— begin MATERIAL FOR THIS TASK —

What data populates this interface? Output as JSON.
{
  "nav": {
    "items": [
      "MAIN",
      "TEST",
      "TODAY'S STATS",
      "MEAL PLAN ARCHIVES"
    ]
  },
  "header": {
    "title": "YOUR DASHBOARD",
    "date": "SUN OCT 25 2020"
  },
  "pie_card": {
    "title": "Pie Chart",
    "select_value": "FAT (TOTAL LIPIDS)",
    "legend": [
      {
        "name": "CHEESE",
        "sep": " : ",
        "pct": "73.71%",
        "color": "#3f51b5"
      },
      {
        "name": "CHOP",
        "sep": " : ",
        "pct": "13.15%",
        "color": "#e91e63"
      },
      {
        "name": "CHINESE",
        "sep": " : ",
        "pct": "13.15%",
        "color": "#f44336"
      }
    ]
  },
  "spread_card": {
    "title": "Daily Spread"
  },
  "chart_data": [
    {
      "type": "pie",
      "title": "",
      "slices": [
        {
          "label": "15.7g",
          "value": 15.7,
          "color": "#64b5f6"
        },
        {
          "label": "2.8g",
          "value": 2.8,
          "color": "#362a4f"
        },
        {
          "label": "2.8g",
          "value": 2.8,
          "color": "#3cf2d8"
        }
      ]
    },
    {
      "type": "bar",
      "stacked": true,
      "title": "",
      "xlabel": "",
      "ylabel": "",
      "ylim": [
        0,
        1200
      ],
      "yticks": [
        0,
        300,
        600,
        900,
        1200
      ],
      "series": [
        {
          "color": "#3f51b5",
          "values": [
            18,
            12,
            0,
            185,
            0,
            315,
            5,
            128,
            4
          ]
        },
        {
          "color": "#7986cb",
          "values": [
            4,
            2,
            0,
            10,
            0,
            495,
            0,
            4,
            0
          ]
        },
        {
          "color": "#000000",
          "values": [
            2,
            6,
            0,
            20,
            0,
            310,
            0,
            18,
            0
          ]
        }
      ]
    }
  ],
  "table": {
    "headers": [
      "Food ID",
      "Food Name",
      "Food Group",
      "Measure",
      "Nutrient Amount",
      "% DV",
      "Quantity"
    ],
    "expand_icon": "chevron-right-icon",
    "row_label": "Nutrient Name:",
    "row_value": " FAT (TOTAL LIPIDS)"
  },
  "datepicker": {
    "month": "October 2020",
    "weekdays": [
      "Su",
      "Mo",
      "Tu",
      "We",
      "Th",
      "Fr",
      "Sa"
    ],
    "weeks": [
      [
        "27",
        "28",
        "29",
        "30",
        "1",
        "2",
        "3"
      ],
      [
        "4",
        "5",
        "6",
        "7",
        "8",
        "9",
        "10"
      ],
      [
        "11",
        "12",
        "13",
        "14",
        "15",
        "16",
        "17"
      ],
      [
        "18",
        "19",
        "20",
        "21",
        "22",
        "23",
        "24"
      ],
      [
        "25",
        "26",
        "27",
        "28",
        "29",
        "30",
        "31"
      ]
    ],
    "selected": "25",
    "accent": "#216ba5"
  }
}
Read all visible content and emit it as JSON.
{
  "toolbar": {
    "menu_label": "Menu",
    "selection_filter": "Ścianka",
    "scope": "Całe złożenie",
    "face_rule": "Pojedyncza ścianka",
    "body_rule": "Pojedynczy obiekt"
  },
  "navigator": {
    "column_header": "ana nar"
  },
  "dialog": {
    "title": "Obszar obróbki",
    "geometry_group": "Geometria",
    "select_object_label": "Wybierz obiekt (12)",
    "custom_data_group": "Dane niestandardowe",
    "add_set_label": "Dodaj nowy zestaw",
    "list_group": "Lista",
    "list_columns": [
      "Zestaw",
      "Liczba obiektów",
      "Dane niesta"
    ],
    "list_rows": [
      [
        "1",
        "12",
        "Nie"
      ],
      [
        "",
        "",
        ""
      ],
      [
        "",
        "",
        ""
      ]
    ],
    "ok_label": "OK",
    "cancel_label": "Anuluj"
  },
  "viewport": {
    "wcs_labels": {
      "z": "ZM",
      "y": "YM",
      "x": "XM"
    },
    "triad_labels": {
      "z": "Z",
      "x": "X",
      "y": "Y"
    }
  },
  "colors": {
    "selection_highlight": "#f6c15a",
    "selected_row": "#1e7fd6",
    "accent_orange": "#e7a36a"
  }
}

— end MATERIAL FOR THIS TASK —

> GOAL: Reproduce the entire listing word for word.

> WRITTEN RESPONSE:
What data populates this interface? Output as JSON.
{
  "nav": {
    "items": [
      "MAIN",
      "TEST",
      "TODAY'S STATS",
      "MEAL PLAN ARCHIVES"
    ]
  },
  "header": {
    "title": "YOUR DASHBOARD",
    "date": "SUN OCT 25 2020"
  },
  "pie_card": {
    "title": "Pie Chart",
    "select_value": "FAT (TOTAL LIPIDS)",
    "legend": [
      {
        "name": "CHEESE",
        "sep": " : ",
        "pct": "73.71%",
        "color": "#3f51b5"
      },
      {
        "name": "CHOP",
        "sep": " : ",
        "pct": "13.15%",
        "color": "#e91e63"
      },
      {
        "name": "CHINESE",
        "sep": " : ",
        "pct": "13.15%",
        "color": "#f44336"
      }
    ]
  },
  "spread_card": {
    "title": "Daily Spread"
  },
  "chart_data": [
    {
      "type": "pie",
      "title": "",
      "slices": [
        {
          "label": "15.7g",
          "value": 15.7,
          "color": "#64b5f6"
        },
        {
          "label": "2.8g",
          "value": 2.8,
          "color": "#362a4f"
        },
        {
          "label": "2.8g",
          "value": 2.8,
          "color": "#3cf2d8"
        }
      ]
    },
    {
      "type": "bar",
      "stacked": true,
      "title": "",
      "xlabel": "",
      "ylabel": "",
      "ylim": [
        0,
        1200
      ],
      "yticks": [
        0,
        300,
        600,
        900,
        1200
      ],
      "series": [
        {
          "color": "#3f51b5",
          "values": [
            18,
            12,
            0,
            185,
            0,
            315,
            5,
            128,
            4
          ]
        },
        {
          "color": "#7986cb",
          "values": [
            4,
            2,
            0,
            10,
            0,
            495,
            0,
            4,
            0
          ]
        },
        {
          "color": "#000000",
          "values": [
            2,
            6,
            0,
            20,
            0,
            310,
            0,
            18,
            0
          ]
        }
      ]
    }
  ],
  "table": {
    "headers": [
      "Food ID",
      "Food Name",
      "Food Group",
      "Measure",
      "Nutrient Amount",
      "% DV",
      "Quantity"
    ],
    "expand_icon": "chevron-right-icon",
    "row_label": "Nutrient Name:",
    "row_value": " FAT (TOTAL LIPIDS)"
  },
  "datepicker": {
    "month": "October 2020",
    "weekdays": [
      "Su",
      "Mo",
      "Tu",
      "We",
      "Th",
      "Fr",
      "Sa"
    ],
    "weeks": [
      [
        "27",
        "28",
        "29",
        "30",
        "1",
        "2",
        "3"
      ],
      [
        "4",
        "5",
        "6",
        "7",
        "8",
        "9",
        "10"
      ],
      [
        "11",
        "12",
        "13",
        "14",
        "15",
        "16",
        "17"
      ],
      [
        "18",
        "19",
        "20",
        "21",
        "22",
        "23",
        "24"
      ],
      [
        "25",
        "26",
        "27",
        "28",
        "29",
        "30",
        "31"
      ]
    ],
    "selected": "25",
    "accent": "#216ba5"
  }
}
Read all visible content and emit it as JSON.
{
  "toolbar": {
    "menu_label": "Menu",
    "selection_filter": "Ścianka",
    "scope": "Całe złożenie",
    "face_rule": "Pojedyncza ścianka",
    "body_rule": "Pojedynczy obiekt"
  },
  "navigator": {
    "column_header": "ana nar"
  },
  "dialog": {
    "title": "Obszar obróbki",
    "geometry_group": "Geometria",
    "select_object_label": "Wybierz obiekt (12)",
    "custom_data_group": "Dane niestandardowe",
    "add_set_label": "Dodaj nowy zestaw",
    "list_group": "Lista",
    "list_columns": [
      "Zestaw",
      "Liczba obiektów",
      "Dane niesta"
    ],
    "list_rows": [
      [
        "1",
        "12",
        "Nie"
      ],
      [
        "",
        "",
        ""
      ],
      [
        "",
        "",
        ""
      ]
    ],
    "ok_label": "OK",
    "cancel_label": "Anuluj"
  },
  "viewport": {
    "wcs_labels": {
      "z": "ZM",
      "y": "YM",
      "x": "XM"
    },
    "triad_labels": {
      "z": "Z",
      "x": "X",
      "y": "Y"
    }
  },
  "colors": {
    "selection_highlight": "#f6c15a",
    "selected_row": "#1e7fd6",
    "accent_orange": "#e7a36a"
  }
}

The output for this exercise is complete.